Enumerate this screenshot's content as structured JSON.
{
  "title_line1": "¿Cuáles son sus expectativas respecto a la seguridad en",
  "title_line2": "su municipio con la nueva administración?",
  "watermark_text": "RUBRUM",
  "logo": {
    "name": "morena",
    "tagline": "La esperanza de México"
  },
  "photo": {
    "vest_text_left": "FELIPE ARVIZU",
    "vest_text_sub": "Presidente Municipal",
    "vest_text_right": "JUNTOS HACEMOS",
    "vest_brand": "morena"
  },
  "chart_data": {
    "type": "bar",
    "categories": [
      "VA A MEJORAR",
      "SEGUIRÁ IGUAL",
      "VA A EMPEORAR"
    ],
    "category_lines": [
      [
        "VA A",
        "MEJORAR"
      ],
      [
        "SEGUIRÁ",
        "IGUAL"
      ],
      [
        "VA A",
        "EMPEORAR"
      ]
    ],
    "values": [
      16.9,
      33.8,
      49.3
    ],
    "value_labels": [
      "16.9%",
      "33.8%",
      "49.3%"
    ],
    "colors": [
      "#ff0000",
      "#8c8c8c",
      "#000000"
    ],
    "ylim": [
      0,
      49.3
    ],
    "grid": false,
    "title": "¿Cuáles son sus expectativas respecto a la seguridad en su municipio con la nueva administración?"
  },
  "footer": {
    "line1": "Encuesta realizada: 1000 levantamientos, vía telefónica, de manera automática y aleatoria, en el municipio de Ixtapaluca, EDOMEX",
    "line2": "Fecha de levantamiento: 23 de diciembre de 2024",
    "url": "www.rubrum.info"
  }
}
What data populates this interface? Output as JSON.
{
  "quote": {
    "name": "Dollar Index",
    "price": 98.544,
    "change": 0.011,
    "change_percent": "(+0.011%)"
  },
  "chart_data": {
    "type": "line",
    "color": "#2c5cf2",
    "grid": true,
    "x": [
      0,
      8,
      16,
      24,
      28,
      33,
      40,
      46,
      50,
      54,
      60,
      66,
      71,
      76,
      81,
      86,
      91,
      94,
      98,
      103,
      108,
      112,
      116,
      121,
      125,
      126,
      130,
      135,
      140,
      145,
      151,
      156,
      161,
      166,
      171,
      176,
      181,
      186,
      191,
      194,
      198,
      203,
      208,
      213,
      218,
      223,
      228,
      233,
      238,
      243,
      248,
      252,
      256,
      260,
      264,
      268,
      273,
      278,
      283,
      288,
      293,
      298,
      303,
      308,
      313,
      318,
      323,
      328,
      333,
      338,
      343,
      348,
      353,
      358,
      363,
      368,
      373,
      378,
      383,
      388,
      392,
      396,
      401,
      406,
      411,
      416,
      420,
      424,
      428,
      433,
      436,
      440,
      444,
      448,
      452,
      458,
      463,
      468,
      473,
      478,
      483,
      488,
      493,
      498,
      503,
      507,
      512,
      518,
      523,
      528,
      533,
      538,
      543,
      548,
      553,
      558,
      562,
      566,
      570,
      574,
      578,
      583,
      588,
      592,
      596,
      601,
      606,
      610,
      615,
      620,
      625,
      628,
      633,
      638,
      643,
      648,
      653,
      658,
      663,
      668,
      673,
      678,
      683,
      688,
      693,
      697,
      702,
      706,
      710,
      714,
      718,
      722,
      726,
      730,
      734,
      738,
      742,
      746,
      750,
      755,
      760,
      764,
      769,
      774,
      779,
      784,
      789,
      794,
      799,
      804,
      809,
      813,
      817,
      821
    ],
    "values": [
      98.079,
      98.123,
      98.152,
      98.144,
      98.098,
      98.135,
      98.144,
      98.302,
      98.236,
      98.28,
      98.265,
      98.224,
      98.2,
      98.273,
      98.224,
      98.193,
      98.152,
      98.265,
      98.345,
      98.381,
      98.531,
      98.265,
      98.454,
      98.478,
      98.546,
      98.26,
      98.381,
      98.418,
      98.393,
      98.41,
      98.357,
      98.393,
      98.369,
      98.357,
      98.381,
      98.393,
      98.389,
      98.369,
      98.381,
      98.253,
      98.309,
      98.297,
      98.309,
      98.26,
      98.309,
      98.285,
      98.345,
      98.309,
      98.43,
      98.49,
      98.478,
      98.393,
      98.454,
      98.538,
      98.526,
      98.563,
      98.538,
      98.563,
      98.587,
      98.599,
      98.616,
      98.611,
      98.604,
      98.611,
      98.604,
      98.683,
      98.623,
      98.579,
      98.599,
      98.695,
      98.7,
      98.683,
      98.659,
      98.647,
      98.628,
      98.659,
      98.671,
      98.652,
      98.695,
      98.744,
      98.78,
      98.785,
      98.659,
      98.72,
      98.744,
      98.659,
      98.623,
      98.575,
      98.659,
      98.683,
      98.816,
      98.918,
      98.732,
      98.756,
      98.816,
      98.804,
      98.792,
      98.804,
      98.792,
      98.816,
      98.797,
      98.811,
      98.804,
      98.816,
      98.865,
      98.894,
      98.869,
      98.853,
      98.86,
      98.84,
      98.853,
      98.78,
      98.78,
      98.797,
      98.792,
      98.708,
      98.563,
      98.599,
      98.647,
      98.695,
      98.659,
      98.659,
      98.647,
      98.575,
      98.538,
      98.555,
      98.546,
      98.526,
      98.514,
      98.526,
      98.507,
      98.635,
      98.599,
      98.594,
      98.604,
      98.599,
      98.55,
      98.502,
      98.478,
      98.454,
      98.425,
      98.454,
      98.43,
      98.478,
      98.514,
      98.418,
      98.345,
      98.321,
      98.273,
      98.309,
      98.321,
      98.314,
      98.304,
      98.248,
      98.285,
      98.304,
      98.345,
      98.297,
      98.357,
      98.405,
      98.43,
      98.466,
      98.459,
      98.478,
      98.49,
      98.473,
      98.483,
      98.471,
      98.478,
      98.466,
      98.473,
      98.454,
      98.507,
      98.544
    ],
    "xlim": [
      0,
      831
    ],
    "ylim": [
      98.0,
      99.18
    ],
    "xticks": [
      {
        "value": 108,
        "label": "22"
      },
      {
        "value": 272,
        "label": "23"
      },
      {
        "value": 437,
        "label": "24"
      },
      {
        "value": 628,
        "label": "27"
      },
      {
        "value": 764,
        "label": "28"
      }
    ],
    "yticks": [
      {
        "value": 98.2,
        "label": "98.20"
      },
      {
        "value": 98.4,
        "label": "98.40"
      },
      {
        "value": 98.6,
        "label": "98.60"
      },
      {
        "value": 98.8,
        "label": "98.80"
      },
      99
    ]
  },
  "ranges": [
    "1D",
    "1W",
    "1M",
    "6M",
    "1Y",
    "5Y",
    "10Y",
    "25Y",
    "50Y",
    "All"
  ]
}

◆ ◆ ◆ ◆ ◆ ◆ ◆

REQUIREMENT - Copy out each line of the listing that holds "this".

TASK RESULT -
Enumerate this screenshot's content as structured JSON.
What data populates this interface? Output as JSON.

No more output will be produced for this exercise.